Supplied records:

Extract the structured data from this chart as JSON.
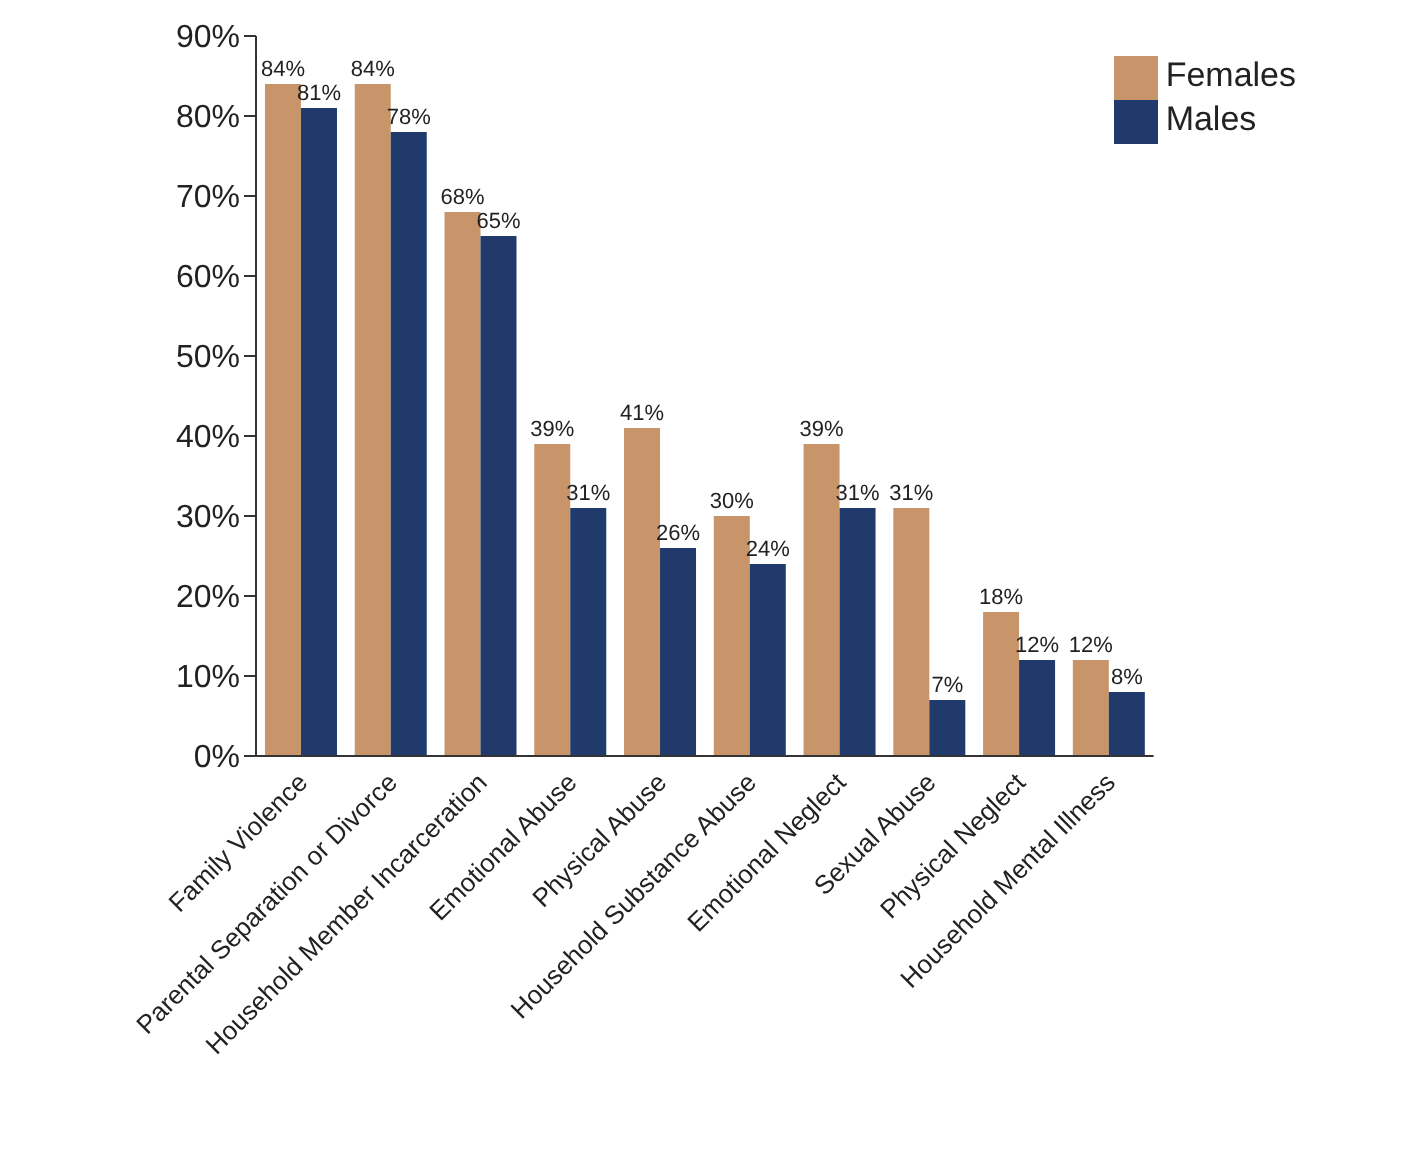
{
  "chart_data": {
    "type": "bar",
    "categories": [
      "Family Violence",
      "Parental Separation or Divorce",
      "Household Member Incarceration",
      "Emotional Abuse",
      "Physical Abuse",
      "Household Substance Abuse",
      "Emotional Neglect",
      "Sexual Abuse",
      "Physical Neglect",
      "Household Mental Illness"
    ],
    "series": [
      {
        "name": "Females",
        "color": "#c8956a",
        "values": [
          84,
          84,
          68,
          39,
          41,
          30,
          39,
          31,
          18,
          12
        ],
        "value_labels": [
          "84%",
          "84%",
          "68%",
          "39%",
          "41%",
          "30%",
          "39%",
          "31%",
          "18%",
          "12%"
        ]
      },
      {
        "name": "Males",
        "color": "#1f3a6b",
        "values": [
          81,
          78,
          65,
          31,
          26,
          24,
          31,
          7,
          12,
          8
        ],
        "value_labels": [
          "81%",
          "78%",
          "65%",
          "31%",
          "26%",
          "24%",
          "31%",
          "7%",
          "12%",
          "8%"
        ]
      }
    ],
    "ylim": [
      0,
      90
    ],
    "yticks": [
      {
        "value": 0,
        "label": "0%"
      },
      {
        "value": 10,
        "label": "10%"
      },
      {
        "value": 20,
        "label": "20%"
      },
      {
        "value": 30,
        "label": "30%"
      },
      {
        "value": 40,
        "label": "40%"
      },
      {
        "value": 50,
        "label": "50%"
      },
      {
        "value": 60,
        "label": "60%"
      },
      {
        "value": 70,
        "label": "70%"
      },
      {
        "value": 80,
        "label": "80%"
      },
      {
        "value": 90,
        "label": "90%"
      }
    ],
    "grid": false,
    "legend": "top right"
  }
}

Set exercise: Copy all lines of the listing above that contain the string "Household".

Response to this task:
      "Household Member Incarceration",
      "Household Substance Abuse",
      "Household Mental Illness"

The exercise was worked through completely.